#### MATERIAL PROVIDED
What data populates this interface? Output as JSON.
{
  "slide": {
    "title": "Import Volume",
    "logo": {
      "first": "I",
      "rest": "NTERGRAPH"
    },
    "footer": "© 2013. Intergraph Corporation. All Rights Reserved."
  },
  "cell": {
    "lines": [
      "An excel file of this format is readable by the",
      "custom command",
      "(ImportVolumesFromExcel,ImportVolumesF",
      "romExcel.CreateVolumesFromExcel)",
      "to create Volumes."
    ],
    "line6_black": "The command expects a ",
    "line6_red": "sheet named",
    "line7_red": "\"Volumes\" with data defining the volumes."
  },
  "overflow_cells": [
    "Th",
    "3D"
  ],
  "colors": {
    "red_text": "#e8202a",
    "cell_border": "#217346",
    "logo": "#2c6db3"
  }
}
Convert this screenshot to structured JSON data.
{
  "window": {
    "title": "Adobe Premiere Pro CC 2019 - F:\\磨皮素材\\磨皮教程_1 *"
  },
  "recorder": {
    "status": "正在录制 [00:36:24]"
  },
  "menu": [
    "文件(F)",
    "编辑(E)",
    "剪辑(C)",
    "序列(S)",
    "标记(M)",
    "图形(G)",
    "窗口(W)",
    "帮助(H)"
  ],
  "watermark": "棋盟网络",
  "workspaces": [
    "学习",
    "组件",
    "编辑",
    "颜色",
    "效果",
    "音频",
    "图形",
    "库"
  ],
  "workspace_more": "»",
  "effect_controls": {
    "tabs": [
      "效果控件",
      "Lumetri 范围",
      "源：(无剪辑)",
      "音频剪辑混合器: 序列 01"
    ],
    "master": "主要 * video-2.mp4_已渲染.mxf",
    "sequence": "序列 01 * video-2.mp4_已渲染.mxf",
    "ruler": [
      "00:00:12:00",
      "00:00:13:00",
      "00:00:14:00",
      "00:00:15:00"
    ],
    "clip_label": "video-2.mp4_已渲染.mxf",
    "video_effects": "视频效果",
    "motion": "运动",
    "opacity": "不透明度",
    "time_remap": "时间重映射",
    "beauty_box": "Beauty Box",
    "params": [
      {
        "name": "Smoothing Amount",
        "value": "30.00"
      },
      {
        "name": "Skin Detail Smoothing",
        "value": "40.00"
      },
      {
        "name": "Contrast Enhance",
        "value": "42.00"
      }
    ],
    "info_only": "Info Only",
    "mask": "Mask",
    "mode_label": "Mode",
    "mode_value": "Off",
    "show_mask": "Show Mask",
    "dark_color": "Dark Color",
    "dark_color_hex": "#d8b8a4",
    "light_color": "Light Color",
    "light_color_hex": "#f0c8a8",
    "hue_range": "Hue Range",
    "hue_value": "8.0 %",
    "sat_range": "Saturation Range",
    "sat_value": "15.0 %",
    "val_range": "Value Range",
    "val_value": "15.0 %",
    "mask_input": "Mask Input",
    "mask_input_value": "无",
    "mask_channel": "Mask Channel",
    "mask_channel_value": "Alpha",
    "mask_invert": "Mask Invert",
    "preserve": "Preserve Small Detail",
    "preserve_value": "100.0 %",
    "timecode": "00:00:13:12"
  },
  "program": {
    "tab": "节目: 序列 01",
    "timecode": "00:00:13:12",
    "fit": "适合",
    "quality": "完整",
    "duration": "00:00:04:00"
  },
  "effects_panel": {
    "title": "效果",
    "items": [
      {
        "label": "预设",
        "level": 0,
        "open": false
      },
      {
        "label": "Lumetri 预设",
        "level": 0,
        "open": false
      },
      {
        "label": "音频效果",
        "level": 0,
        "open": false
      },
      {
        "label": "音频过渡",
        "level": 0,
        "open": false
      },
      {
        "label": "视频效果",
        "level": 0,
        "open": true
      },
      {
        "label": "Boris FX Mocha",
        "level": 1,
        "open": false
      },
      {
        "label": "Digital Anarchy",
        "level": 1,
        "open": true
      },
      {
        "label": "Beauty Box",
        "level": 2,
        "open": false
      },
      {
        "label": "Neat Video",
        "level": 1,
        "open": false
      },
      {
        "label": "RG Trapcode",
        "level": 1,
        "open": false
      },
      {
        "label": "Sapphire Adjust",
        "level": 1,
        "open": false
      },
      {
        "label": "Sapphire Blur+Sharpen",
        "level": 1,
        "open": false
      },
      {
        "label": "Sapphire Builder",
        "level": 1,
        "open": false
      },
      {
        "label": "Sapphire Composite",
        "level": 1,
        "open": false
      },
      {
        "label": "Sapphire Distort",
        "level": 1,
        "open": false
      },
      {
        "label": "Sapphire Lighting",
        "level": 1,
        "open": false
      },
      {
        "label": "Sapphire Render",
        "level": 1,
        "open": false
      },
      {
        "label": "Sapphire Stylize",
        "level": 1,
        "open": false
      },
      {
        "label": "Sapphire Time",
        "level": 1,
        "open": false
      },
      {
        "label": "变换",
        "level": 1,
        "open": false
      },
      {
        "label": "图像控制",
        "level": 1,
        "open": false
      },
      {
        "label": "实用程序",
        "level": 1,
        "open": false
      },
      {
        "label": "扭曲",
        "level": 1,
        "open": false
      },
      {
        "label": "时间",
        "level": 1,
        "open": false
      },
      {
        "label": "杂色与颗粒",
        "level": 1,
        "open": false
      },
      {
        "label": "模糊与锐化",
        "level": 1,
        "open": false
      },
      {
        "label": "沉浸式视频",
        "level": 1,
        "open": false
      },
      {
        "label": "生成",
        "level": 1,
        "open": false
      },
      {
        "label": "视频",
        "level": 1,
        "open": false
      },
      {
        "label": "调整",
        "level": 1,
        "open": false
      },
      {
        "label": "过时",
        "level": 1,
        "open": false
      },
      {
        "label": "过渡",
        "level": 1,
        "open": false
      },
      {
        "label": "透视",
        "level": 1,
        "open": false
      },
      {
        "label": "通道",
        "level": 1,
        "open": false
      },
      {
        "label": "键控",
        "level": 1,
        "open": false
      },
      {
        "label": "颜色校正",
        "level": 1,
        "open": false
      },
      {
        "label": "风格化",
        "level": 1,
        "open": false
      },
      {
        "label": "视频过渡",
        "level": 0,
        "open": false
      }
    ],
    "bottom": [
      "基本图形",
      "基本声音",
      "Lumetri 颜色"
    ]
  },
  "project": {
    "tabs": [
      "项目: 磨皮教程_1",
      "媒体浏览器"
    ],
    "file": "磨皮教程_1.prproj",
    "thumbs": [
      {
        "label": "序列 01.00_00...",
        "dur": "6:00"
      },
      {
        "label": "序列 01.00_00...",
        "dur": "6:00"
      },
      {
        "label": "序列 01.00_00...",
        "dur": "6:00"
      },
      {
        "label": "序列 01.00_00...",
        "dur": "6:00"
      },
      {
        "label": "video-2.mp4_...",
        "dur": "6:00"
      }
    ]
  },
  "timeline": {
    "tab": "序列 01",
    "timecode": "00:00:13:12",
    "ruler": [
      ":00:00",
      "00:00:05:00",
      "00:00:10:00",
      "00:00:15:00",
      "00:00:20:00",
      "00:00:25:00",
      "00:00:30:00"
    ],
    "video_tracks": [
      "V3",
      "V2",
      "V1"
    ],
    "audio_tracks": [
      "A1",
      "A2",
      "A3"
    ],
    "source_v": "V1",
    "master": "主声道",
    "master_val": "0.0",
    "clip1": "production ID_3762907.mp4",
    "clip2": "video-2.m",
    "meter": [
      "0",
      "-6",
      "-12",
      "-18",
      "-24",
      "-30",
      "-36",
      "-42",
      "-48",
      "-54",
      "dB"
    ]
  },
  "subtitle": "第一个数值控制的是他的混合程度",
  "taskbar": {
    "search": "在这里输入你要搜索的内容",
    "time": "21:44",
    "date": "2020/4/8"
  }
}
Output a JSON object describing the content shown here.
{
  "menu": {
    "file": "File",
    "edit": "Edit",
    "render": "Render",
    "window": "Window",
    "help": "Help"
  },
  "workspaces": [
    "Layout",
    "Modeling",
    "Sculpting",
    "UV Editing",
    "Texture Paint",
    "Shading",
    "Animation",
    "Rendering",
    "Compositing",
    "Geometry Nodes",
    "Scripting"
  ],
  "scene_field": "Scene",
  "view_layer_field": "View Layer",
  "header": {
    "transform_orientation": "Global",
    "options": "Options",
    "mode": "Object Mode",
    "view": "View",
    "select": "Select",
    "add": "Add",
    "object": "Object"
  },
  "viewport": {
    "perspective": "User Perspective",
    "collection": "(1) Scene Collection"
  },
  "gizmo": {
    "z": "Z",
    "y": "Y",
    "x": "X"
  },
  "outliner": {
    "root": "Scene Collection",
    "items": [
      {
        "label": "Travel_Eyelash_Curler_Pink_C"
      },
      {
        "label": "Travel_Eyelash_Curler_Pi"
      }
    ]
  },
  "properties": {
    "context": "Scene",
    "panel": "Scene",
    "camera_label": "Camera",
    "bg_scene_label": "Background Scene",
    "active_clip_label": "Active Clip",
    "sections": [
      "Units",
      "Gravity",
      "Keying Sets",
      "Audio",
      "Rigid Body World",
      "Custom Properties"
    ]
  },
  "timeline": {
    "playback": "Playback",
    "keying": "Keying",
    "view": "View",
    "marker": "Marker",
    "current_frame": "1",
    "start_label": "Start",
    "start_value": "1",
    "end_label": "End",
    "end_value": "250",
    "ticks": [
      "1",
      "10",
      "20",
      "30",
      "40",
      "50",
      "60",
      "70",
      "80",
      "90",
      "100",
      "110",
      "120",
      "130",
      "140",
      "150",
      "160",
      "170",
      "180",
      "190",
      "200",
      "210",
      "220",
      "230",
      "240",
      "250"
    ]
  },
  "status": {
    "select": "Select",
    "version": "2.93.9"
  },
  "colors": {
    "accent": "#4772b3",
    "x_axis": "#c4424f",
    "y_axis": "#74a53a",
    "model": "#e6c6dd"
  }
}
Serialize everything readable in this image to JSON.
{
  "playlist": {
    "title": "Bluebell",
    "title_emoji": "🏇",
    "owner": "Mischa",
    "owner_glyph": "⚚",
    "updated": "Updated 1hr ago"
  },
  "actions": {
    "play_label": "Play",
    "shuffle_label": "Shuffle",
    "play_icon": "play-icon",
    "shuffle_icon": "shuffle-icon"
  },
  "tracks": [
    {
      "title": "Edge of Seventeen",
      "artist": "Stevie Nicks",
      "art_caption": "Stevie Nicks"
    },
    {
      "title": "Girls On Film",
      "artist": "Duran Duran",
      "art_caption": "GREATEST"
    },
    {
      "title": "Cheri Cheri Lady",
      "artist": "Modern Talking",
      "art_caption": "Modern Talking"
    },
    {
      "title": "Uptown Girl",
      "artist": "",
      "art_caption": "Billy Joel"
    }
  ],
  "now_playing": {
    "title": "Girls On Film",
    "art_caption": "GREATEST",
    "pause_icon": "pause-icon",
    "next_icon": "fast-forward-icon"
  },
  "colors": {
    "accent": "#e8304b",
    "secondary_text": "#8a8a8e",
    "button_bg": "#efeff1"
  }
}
########
- WHAT TO WORK ON: Count the lines of these entries that hold the string "this", and give only that number.

- TASK SOLUTION: 4